=== Records provided ===

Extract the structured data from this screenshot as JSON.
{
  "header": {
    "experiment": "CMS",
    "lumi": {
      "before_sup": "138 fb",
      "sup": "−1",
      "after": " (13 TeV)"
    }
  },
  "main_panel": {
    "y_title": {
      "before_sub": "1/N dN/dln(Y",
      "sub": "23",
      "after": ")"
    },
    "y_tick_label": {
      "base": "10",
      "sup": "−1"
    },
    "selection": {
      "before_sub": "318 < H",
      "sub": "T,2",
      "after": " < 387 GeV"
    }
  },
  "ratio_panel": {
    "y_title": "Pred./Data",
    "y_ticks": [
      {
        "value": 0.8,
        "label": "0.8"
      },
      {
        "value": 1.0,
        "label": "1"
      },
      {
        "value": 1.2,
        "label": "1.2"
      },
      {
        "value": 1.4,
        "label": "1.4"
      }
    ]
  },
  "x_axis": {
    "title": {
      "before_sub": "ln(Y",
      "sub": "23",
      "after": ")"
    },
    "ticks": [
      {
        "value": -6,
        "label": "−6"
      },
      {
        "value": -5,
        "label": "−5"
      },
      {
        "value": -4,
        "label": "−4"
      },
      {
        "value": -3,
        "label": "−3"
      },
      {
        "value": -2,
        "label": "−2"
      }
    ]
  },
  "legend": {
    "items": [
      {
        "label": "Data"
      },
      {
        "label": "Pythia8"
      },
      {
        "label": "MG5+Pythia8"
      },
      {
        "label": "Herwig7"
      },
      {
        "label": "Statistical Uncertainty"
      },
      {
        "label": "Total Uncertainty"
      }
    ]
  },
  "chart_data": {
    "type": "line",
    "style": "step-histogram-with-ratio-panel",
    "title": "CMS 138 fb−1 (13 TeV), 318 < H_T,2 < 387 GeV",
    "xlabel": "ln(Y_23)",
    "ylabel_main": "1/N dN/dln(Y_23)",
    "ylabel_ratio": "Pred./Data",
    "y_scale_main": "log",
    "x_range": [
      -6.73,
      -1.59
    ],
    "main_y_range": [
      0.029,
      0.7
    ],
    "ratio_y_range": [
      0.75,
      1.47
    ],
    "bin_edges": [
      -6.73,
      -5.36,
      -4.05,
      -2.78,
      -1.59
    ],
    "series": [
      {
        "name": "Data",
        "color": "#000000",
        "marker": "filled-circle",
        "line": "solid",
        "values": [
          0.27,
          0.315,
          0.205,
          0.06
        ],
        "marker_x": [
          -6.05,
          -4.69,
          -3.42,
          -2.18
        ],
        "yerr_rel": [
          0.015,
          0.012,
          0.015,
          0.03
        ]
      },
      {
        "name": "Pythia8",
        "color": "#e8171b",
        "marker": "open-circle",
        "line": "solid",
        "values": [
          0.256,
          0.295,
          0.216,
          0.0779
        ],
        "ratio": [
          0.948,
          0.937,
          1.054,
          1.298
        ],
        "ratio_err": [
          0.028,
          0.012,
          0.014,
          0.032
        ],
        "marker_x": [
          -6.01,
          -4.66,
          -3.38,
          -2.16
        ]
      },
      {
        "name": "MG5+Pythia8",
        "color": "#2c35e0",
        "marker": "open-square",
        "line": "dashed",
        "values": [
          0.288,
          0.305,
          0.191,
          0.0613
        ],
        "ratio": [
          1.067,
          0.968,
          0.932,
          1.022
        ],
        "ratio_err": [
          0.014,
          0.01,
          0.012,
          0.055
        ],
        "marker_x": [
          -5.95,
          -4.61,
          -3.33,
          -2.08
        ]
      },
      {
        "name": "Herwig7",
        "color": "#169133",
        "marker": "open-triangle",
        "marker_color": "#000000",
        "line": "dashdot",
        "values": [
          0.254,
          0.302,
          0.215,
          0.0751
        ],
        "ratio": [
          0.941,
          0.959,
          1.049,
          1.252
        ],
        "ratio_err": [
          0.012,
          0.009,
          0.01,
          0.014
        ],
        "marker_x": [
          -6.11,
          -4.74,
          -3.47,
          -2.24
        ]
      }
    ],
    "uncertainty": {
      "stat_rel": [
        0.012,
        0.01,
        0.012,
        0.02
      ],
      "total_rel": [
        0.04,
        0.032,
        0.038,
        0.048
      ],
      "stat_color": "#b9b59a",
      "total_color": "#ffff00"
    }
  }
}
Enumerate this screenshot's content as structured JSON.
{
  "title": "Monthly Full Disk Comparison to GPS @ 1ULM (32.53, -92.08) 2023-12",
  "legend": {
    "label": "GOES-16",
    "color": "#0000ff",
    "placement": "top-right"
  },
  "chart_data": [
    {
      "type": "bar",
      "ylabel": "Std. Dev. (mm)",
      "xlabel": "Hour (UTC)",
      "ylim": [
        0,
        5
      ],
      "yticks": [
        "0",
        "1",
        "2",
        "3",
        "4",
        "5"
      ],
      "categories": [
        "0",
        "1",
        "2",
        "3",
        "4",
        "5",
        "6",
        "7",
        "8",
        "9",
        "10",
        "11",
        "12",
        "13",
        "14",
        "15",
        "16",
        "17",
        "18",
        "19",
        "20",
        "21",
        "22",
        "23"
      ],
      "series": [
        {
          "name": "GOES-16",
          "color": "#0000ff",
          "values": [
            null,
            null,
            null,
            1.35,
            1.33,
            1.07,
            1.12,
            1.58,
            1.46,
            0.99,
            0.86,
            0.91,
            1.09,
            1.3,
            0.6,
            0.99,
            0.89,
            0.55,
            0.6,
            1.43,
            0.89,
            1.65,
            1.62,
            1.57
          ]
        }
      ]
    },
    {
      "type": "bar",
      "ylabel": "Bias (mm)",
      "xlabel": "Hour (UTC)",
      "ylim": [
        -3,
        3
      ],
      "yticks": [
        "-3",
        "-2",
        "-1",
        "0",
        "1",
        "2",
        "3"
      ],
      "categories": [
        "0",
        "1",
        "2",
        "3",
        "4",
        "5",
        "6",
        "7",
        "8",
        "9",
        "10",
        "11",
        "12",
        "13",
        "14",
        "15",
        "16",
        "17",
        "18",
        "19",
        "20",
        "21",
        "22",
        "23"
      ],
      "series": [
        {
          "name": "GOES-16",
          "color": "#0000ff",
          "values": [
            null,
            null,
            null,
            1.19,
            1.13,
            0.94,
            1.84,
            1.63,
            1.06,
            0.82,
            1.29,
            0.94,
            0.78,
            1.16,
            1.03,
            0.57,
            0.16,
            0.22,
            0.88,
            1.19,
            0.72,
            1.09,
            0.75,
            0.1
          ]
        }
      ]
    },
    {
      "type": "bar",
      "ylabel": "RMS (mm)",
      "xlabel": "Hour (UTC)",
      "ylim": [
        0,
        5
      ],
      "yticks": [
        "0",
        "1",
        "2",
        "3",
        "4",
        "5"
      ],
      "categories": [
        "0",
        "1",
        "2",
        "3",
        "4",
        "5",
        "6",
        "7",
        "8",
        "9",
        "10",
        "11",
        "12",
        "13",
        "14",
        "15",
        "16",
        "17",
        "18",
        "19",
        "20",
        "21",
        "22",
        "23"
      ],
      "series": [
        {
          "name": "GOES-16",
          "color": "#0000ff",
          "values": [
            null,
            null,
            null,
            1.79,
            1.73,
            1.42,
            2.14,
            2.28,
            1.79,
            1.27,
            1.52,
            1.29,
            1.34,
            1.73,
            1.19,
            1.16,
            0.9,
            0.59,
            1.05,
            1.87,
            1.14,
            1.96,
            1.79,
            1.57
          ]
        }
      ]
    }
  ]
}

===

__The request__
Each line above is to be repeated exactly.

__Exercise answer__
Extract the structured data from this screenshot as JSON.
{
  "header": {
    "experiment": "CMS",
    "lumi": {
      "before_sup": "138 fb",
      "sup": "−1",
      "after": " (13 TeV)"
    }
  },
  "main_panel": {
    "y_title": {
      "before_sub": "1/N dN/dln(Y",
      "sub": "23",
      "after": ")"
    },
    "y_tick_label": {
      "base": "10",
      "sup": "−1"
    },
    "selection": {
      "before_sub": "318 < H",
      "sub": "T,2",
      "after": " < 387 GeV"
    }
  },
  "ratio_panel": {
    "y_title": "Pred./Data",
    "y_ticks": [
      {
        "value": 0.8,
        "label": "0.8"
      },
      {
        "value": 1.0,
        "label": "1"
      },
      {
        "value": 1.2,
        "label": "1.2"
      },
      {
        "value": 1.4,
        "label": "1.4"
      }
    ]
  },
  "x_axis": {
    "title": {
      "before_sub": "ln(Y",
      "sub": "23",
      "after": ")"
    },
    "ticks": [
      {
        "value": -6,
        "label": "−6"
      },
      {
        "value": -5,
        "label": "−5"
      },
      {
        "value": -4,
        "label": "−4"
      },
      {
        "value": -3,
        "label": "−3"
      },
      {
        "value": -2,
        "label": "−2"
      }
    ]
  },
  "legend": {
    "items": [
      {
        "label": "Data"
      },
      {
        "label": "Pythia8"
      },
      {
        "label": "MG5+Pythia8"
      },
      {
        "label": "Herwig7"
      },
      {
        "label": "Statistical Uncertainty"
      },
      {
        "label": "Total Uncertainty"
      }
    ]
  },
  "chart_data": {
    "type": "line",
    "style": "step-histogram-with-ratio-panel",
    "title": "CMS 138 fb−1 (13 TeV), 318 < H_T,2 < 387 GeV",
    "xlabel": "ln(Y_23)",
    "ylabel_main": "1/N dN/dln(Y_23)",
    "ylabel_ratio": "Pred./Data",
    "y_scale_main": "log",
    "x_range": [
      -6.73,
      -1.59
    ],
    "main_y_range": [
      0.029,
      0.7
    ],
    "ratio_y_range": [
      0.75,
      1.47
    ],
    "bin_edges": [
      -6.73,
      -5.36,
      -4.05,
      -2.78,
      -1.59
    ],
    "series": [
      {
        "name": "Data",
        "color": "#000000",
        "marker": "filled-circle",
        "line": "solid",
        "values": [
          0.27,
          0.315,
          0.205,
          0.06
        ],
        "marker_x": [
          -6.05,
          -4.69,
          -3.42,
          -2.18
        ],
        "yerr_rel": [
          0.015,
          0.012,
          0.015,
          0.03
        ]
      },
      {
        "name": "Pythia8",
        "color": "#e8171b",
        "marker": "open-circle",
        "line": "solid",
        "values": [
          0.256,
          0.295,
          0.216,
          0.0779
        ],
        "ratio": [
          0.948,
          0.937,
          1.054,
          1.298
        ],
        "ratio_err": [
          0.028,
          0.012,
          0.014,
          0.032
        ],
        "marker_x": [
          -6.01,
          -4.66,
          -3.38,
          -2.16
        ]
      },
      {
        "name": "MG5+Pythia8",
        "color": "#2c35e0",
        "marker": "open-square",
        "line": "dashed",
        "values": [
          0.288,
          0.305,
          0.191,
          0.0613
        ],
        "ratio": [
          1.067,
          0.968,
          0.932,
          1.022
        ],
        "ratio_err": [
          0.014,
          0.01,
          0.012,
          0.055
        ],
        "marker_x": [
          -5.95,
          -4.61,
          -3.33,
          -2.08
        ]
      },
      {
        "name": "Herwig7",
        "color": "#169133",
        "marker": "open-triangle",
        "marker_color": "#000000",
        "line": "dashdot",
        "values": [
          0.254,
          0.302,
          0.215,
          0.0751
        ],
        "ratio": [
          0.941,
          0.959,
          1.049,
          1.252
        ],
        "ratio_err": [
          0.012,
          0.009,
          0.01,
          0.014
        ],
        "marker_x": [
          -6.11,
          -4.74,
          -3.47,
          -2.24
        ]
      }
    ],
    "uncertainty": {
      "stat_rel": [
        0.012,
        0.01,
        0.012,
        0.02
      ],
      "total_rel": [
        0.04,
        0.032,
        0.038,
        0.048
      ],
      "stat_color": "#b9b59a",
      "total_color": "#ffff00"
    }
  }
}
Enumerate this screenshot's content as structured JSON.
{
  "title": "Monthly Full Disk Comparison to GPS @ 1ULM (32.53, -92.08) 2023-12",
  "legend": {
    "label": "GOES-16",
    "color": "#0000ff",
    "placement": "top-right"
  },
  "chart_data": [
    {
      "type": "bar",
      "ylabel": "Std. Dev. (mm)",
      "xlabel": "Hour (UTC)",
      "ylim": [
        0,
        5
      ],
      "yticks": [
        "0",
        "1",
        "2",
        "3",
        "4",
        "5"
      ],
      "categories": [
        "0",
        "1",
        "2",
        "3",
        "4",
        "5",
        "6",
        "7",
        "8",
        "9",
        "10",
        "11",
        "12",
        "13",
        "14",
        "15",
        "16",
        "17",
        "18",
        "19",
        "20",
        "21",
        "22",
        "23"
      ],
      "series": [
        {
          "name": "GOES-16",
          "color": "#0000ff",
          "values": [
            null,
            null,
            null,
            1.35,
            1.33,
            1.07,
            1.12,
            1.58,
            1.46,
            0.99,
            0.86,
            0.91,
            1.09,
            1.3,
            0.6,
            0.99,
            0.89,
            0.55,
            0.6,
            1.43,
            0.89,
            1.65,
            1.62,
            1.57
          ]
        }
      ]
    },
    {
      "type": "bar",
      "ylabel": "Bias (mm)",
      "xlabel": "Hour (UTC)",
      "ylim": [
        -3,
        3
      ],
      "yticks": [
        "-3",
        "-2",
        "-1",
        "0",
        "1",
        "2",
        "3"
      ],
      "categories": [
        "0",
        "1",
        "2",
        "3",
        "4",
        "5",
        "6",
        "7",
        "8",
        "9",
        "10",
        "11",
        "12",
        "13",
        "14",
        "15",
        "16",
        "17",
        "18",
        "19",
        "20",
        "21",
        "22",
        "23"
      ],
      "series": [
        {
          "name": "GOES-16",
          "color": "#0000ff",
          "values": [
            null,
            null,
            null,
            1.19,
            1.13,
            0.94,
            1.84,
            1.63,
            1.06,
            0.82,
            1.29,
            0.94,
            0.78,
            1.16,
            1.03,
            0.57,
            0.16,
            0.22,
            0.88,
            1.19,
            0.72,
            1.09,
            0.75,
            0.1
          ]
        }
      ]
    },
    {
      "type": "bar",
      "ylabel": "RMS (mm)",
      "xlabel": "Hour (UTC)",
      "ylim": [
        0,
        5
      ],
      "yticks": [
        "0",
        "1",
        "2",
        "3",
        "4",
        "5"
      ],
      "categories": [
        "0",
        "1",
        "2",
        "3",
        "4",
        "5",
        "6",
        "7",
        "8",
        "9",
        "10",
        "11",
        "12",
        "13",
        "14",
        "15",
        "16",
        "17",
        "18",
        "19",
        "20",
        "21",
        "22",
        "23"
      ],
      "series": [
        {
          "name": "GOES-16",
          "color": "#0000ff",
          "values": [
            null,
            null,
            null,
            1.79,
            1.73,
            1.42,
            2.14,
            2.28,
            1.79,
            1.27,
            1.52,
            1.29,
            1.34,
            1.73,
            1.19,
            1.16,
            0.9,
            0.59,
            1.05,
            1.87,
            1.14,
            1.96,
            1.79,
            1.57
          ]
        }
      ]
    }
  ]
}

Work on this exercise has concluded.